— Start Source records —

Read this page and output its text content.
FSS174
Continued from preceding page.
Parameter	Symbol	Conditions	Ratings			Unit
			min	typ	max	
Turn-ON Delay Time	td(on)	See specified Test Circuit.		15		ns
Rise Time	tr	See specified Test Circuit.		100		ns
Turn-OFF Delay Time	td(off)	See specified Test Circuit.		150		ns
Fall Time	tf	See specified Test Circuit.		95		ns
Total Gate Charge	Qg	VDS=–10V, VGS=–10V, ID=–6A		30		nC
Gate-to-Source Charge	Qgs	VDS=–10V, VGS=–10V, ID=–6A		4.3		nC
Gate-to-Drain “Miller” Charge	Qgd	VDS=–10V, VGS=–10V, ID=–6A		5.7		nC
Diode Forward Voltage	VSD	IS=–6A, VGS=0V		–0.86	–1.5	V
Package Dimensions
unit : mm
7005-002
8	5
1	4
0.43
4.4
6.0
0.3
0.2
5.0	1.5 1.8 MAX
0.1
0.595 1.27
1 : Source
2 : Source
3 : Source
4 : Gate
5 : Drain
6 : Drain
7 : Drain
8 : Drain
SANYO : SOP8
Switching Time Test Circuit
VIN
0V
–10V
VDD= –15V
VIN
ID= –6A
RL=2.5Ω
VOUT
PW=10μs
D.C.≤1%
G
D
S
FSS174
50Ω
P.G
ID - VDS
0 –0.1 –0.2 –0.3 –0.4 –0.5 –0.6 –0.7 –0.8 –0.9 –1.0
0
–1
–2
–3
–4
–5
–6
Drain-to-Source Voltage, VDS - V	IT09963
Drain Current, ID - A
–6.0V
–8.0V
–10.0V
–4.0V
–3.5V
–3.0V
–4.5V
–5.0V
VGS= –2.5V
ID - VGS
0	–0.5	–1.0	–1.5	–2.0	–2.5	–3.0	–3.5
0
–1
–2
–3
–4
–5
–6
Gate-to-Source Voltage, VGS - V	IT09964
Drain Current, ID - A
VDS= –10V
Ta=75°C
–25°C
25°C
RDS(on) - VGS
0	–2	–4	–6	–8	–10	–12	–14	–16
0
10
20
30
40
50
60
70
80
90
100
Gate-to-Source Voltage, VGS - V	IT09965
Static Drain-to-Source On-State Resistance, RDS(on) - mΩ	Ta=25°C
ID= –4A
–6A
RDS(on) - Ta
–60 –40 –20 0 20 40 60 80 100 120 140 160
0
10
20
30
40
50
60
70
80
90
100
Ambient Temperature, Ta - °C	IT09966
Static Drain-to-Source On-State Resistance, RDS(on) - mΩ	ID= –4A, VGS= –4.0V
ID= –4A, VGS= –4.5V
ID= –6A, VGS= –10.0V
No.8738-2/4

— End Source records —
— Start Source records —

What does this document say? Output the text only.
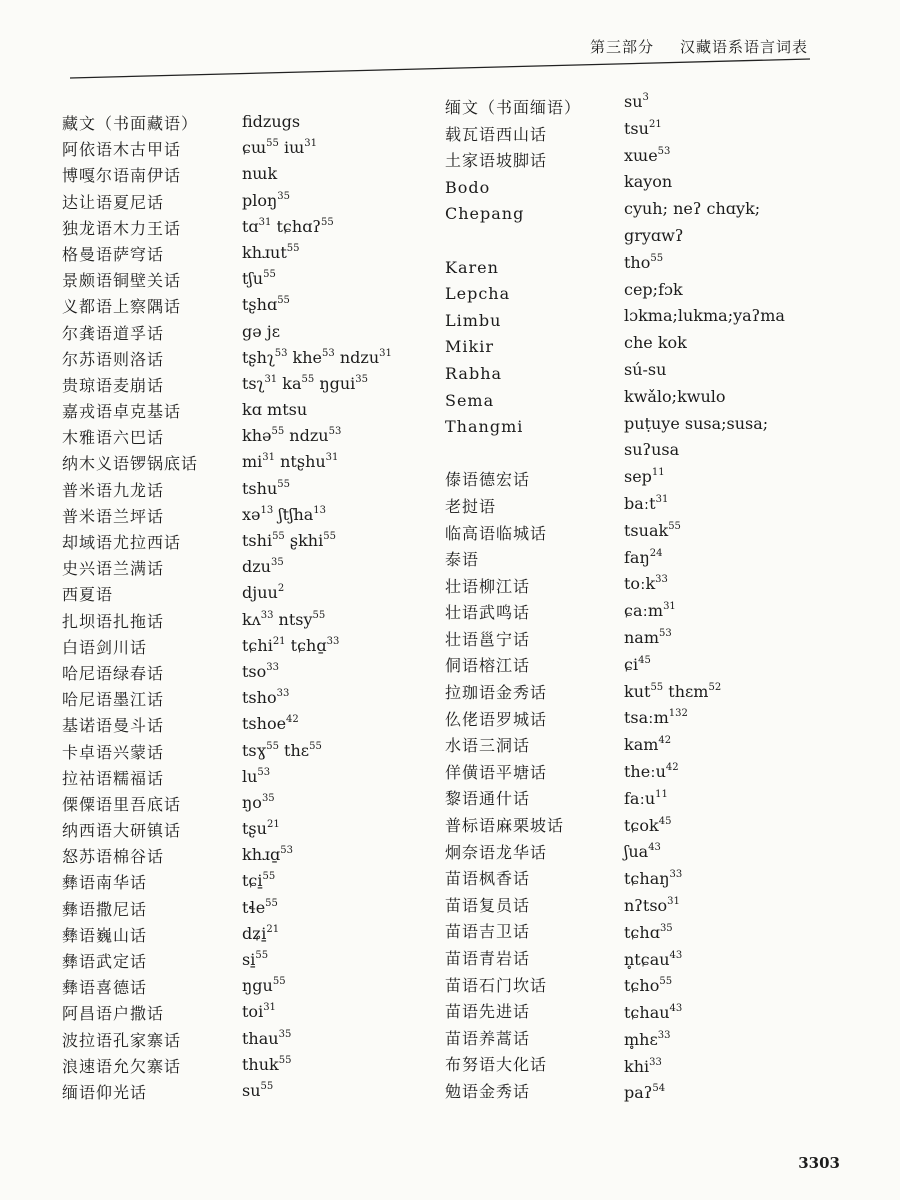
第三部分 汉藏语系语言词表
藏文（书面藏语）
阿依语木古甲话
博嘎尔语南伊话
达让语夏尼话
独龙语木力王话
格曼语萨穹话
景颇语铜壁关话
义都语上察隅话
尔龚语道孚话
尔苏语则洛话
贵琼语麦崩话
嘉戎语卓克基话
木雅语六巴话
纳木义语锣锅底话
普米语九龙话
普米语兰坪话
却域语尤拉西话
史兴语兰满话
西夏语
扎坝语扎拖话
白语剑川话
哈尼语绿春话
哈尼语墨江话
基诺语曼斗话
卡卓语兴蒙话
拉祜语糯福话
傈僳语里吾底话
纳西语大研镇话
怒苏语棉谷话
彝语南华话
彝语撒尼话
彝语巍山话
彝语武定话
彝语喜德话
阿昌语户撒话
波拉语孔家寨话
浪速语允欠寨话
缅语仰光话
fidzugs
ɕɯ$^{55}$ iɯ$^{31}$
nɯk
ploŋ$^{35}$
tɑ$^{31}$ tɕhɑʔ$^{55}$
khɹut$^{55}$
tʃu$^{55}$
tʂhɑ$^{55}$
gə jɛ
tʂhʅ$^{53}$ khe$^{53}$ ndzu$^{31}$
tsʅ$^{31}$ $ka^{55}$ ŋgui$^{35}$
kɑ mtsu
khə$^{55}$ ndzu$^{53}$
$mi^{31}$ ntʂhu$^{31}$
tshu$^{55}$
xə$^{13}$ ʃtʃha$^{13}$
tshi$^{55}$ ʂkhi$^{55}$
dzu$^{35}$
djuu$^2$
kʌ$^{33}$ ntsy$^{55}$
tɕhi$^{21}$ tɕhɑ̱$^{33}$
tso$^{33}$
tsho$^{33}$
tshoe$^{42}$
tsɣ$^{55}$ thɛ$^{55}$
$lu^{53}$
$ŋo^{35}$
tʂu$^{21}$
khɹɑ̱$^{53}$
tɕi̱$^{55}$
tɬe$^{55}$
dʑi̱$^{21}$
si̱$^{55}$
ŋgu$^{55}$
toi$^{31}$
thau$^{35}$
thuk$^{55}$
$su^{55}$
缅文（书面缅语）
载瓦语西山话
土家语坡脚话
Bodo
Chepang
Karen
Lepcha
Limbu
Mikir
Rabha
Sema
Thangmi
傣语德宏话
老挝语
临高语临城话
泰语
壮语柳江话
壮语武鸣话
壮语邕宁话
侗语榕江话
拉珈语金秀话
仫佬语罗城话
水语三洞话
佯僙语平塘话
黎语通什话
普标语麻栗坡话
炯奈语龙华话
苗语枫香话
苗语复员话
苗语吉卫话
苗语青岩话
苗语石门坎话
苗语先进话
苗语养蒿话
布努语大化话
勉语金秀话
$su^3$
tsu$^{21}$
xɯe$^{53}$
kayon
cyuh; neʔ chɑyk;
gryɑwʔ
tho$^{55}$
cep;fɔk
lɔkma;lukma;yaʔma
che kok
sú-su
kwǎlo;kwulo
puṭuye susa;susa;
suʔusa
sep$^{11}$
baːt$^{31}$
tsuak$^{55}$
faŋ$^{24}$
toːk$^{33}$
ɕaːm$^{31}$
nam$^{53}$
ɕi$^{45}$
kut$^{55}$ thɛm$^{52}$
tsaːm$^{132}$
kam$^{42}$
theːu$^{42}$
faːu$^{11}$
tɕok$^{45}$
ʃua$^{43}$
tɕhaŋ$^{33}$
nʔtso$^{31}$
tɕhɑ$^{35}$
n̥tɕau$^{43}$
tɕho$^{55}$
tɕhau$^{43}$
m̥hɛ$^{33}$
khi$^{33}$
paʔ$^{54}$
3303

— End Source records —

_Prompt:_
Look through the listing above. Pick out each line with "this" and copy it.

_Correct result:_
Read this page and output its text content.
What does this document say? Output the text only.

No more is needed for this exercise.